Exercise goal:
Write out the entries verbatim and leave the images out of the copy.

BEGIN Provided records

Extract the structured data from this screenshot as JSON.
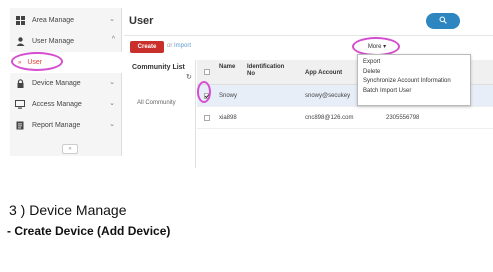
{
  "sidebar": {
    "items": [
      {
        "label": "Area Manage",
        "icon": "grid-icon",
        "chevron": "⌄"
      },
      {
        "label": "User Manage",
        "icon": "user-icon",
        "chevron": "^"
      },
      {
        "label": "User",
        "icon": "bullet-icon",
        "chevron": ""
      },
      {
        "label": "Device Manage",
        "icon": "lock-icon",
        "chevron": "⌄"
      },
      {
        "label": "Access Manage",
        "icon": "monitor-icon",
        "chevron": "⌄"
      },
      {
        "label": "Report Manage",
        "icon": "document-icon",
        "chevron": "⌄"
      }
    ],
    "collapse": "«"
  },
  "main": {
    "title": "User",
    "create_label": "Create",
    "import_prefix": "or ",
    "import_label": "Import",
    "more_label": "More ▾",
    "more_menu": [
      "Export",
      "Delete",
      "Synchronize Account Information",
      "Batch Import User"
    ]
  },
  "community": {
    "title": "Community List",
    "refresh": "↻",
    "items": [
      "All Community"
    ]
  },
  "table": {
    "columns": [
      "Name",
      "Identification No",
      "App Account"
    ],
    "rows": [
      {
        "name": "Snowy",
        "id": "",
        "account": "snowy@secukey",
        "phone": "",
        "checked": true
      },
      {
        "name": "xia898",
        "id": "",
        "account": "cnc898@126.com",
        "phone": "2305556798",
        "checked": false
      }
    ]
  },
  "doc": {
    "heading": "3 ) Device Manage",
    "subheading": "- Create Device (Add Device)"
  },
  "colors": {
    "accent_red": "#c9302c",
    "search_blue": "#2e86c1",
    "highlight_magenta": "#d44fd0"
  }
}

END Provided records

Task solution:
Extract the structured data from this screenshot as JSON.
{
  "sidebar": {
    "items": [
      {
        "label": "Area Manage",
        "icon": "grid-icon",
        "chevron": "⌄"
      },
      {
        "label": "User Manage",
        "icon": "user-icon",
        "chevron": "^"
      },
      {
        "label": "User",
        "icon": "bullet-icon",
        "chevron": ""
      },
      {
        "label": "Device Manage",
        "icon": "lock-icon",
        "chevron": "⌄"
      },
      {
        "label": "Access Manage",
        "icon": "monitor-icon",
        "chevron": "⌄"
      },
      {
        "label": "Report Manage",
        "icon": "document-icon",
        "chevron": "⌄"
      }
    ],
    "collapse": "«"
  },
  "main": {
    "title": "User",
    "create_label": "Create",
    "import_prefix": "or ",
    "import_label": "Import",
    "more_label": "More ▾",
    "more_menu": [
      "Export",
      "Delete",
      "Synchronize Account Information",
      "Batch Import User"
    ]
  },
  "community": {
    "title": "Community List",
    "refresh": "↻",
    "items": [
      "All Community"
    ]
  },
  "table": {
    "columns": [
      "Name",
      "Identification No",
      "App Account"
    ],
    "rows": [
      {
        "name": "Snowy",
        "id": "",
        "account": "snowy@secukey",
        "phone": "",
        "checked": true
      },
      {
        "name": "xia898",
        "id": "",
        "account": "cnc898@126.com",
        "phone": "2305556798",
        "checked": false
      }
    ]
  },
  "doc": {
    "heading": "3 ) Device Manage",
    "subheading": "- Create Device (Add Device)"
  },
  "colors": {
    "accent_red": "#c9302c",
    "search_blue": "#2e86c1",
    "highlight_magenta": "#d44fd0"
  }
}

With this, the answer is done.